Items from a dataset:
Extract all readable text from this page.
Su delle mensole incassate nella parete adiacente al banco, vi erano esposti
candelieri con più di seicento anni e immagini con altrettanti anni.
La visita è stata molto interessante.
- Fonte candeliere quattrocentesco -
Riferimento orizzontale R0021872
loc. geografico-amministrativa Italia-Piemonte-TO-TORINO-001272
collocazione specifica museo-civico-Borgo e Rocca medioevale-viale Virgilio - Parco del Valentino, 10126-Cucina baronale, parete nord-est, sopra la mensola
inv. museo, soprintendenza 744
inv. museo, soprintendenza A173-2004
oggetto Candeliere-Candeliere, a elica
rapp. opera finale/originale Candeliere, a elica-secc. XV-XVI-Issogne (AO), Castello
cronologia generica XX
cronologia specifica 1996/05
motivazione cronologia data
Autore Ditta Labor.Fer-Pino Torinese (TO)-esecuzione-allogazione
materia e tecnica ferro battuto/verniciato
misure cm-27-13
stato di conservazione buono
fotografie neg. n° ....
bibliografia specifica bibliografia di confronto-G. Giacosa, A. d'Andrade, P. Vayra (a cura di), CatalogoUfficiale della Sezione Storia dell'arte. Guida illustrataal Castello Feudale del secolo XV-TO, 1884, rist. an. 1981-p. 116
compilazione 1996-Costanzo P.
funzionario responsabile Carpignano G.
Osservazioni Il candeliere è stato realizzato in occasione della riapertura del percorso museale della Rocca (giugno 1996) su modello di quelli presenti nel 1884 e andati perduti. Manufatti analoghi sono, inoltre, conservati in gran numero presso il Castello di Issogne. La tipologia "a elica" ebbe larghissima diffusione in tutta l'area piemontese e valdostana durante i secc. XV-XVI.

= Exercise objective =
Every line of the data above should be reproduced word for word.

= Finished exercise =
Extract all readable text from this page.
Su delle mensole incassate nella parete adiacente al banco, vi erano esposti
candelieri con più di seicento anni e immagini con altrettanti anni.
La visita è stata molto interessante.
- Fonte candeliere quattrocentesco -
Riferimento orizzontale R0021872
loc. geografico-amministrativa Italia-Piemonte-TO-TORINO-001272
collocazione specifica museo-civico-Borgo e Rocca medioevale-viale Virgilio - Parco del Valentino, 10126-Cucina baronale, parete nord-est, sopra la mensola
inv. museo, soprintendenza 744
inv. museo, soprintendenza A173-2004
oggetto Candeliere-Candeliere, a elica
rapp. opera finale/originale Candeliere, a elica-secc. XV-XVI-Issogne (AO), Castello
cronologia generica XX
cronologia specifica 1996/05
motivazione cronologia data
Autore Ditta Labor.Fer-Pino Torinese (TO)-esecuzione-allogazione
materia e tecnica ferro battuto/verniciato
misure cm-27-13
stato di conservazione buono
fotografie neg. n° ....
bibliografia specifica bibliografia di confronto-G. Giacosa, A. d'Andrade, P. Vayra (a cura di), CatalogoUfficiale della Sezione Storia dell'arte. Guida illustrataal Castello Feudale del secolo XV-TO, 1884, rist. an. 1981-p. 116
compilazione 1996-Costanzo P.
funzionario responsabile Carpignano G.
Osservazioni Il candeliere è stato realizzato in occasione della riapertura del percorso museale della Rocca (giugno 1996) su modello di quelli presenti nel 1884 e andati perduti. Manufatti analoghi sono, inoltre, conservati in gran numero presso il Castello di Issogne. La tipologia "a elica" ebbe larghissima diffusione in tutta l'area piemontese e valdostana durante i secc. XV-XVI.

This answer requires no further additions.